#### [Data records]
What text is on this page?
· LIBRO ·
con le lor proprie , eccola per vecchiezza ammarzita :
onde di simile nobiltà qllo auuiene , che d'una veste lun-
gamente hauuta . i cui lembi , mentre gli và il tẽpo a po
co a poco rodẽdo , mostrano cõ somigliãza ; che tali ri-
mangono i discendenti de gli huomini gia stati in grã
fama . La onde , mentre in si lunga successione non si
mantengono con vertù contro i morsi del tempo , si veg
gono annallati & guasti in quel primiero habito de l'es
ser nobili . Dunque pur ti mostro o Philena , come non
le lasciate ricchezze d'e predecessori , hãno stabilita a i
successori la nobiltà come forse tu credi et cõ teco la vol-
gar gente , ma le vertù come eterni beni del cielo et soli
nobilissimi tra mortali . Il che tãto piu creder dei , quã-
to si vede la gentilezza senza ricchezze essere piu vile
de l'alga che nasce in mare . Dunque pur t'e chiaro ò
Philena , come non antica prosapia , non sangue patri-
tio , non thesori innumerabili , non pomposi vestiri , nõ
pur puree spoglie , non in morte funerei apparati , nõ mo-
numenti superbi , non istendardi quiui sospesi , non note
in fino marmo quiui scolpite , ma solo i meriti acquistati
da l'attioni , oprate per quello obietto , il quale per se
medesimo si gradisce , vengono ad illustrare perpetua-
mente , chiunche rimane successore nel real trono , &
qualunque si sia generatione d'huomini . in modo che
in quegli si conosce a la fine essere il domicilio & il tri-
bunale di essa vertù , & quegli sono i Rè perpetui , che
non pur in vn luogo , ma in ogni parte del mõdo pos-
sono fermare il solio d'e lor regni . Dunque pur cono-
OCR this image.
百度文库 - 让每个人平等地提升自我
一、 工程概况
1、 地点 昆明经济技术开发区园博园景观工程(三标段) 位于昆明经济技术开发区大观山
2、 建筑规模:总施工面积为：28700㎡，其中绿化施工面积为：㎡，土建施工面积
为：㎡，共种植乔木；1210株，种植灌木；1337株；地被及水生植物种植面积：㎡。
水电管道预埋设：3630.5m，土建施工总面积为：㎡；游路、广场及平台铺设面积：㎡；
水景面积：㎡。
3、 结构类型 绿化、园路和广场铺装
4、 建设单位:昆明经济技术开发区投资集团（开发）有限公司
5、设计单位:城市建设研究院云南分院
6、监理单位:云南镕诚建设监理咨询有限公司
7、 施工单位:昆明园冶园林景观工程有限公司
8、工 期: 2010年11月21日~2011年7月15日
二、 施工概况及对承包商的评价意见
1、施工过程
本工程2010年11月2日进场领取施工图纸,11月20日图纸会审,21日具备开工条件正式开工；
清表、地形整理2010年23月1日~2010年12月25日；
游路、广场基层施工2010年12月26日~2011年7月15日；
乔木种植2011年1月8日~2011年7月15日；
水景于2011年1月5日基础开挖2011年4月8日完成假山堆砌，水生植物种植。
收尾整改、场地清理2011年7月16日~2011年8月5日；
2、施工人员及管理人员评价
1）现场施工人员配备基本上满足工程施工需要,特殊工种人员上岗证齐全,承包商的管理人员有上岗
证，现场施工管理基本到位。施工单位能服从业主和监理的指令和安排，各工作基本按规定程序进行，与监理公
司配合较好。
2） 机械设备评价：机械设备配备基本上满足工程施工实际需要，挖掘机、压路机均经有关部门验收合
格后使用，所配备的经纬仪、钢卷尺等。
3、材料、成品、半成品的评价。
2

==

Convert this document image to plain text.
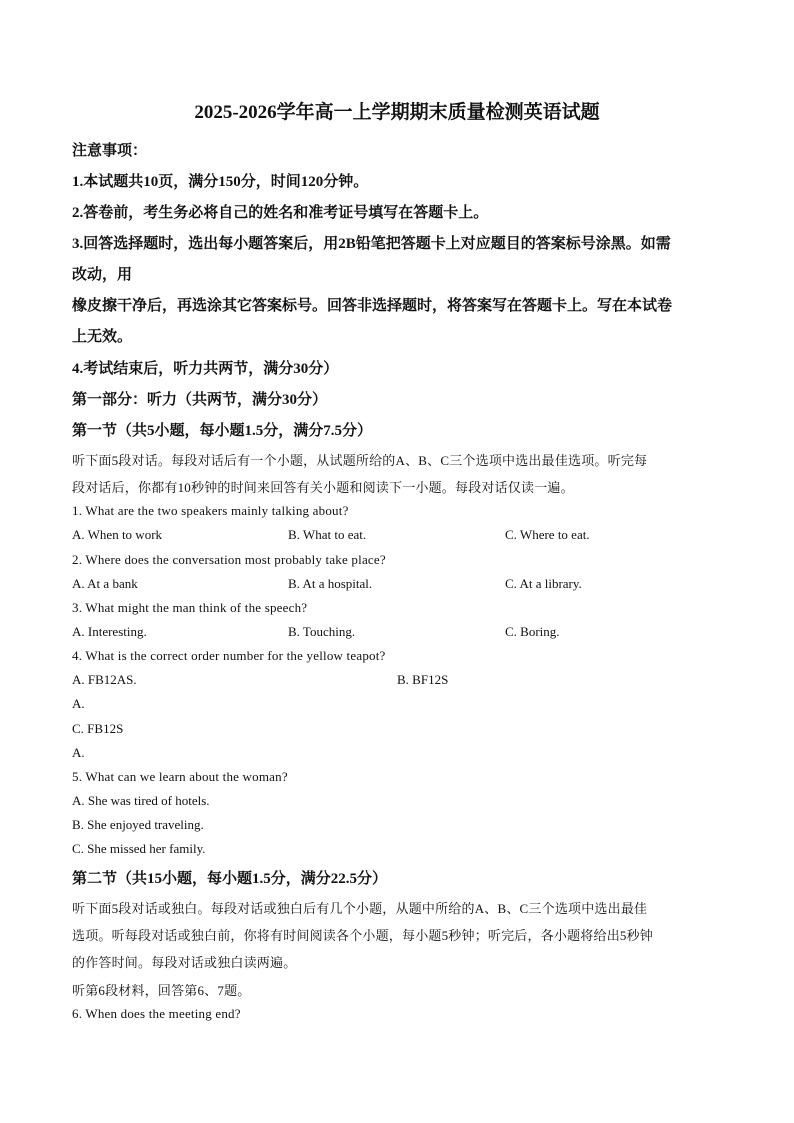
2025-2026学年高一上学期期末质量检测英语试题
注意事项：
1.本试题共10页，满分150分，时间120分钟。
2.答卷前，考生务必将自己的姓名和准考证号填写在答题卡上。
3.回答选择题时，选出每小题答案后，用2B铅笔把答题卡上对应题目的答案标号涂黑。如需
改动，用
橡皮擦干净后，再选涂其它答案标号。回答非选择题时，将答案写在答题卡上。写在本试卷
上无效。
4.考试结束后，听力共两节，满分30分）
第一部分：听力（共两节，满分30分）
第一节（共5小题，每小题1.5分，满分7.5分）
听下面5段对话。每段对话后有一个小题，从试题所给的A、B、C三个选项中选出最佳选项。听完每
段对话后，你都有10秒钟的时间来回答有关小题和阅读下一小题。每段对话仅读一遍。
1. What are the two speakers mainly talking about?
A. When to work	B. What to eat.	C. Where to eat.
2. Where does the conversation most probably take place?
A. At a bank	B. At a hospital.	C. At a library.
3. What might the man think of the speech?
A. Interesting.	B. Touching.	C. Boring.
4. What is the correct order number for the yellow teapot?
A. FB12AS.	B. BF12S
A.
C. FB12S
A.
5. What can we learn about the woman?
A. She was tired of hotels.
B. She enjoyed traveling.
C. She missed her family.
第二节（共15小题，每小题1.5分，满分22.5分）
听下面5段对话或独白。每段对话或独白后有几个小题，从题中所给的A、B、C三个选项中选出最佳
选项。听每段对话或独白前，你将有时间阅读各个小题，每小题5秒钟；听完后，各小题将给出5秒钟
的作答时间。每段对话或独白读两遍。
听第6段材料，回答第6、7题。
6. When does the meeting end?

#### [The request]
Find all lines with "When" in them and copy each one.

#### [Exercise result]
A. When to work	B. What to eat.	C. Where to eat.
6. When does the meeting end?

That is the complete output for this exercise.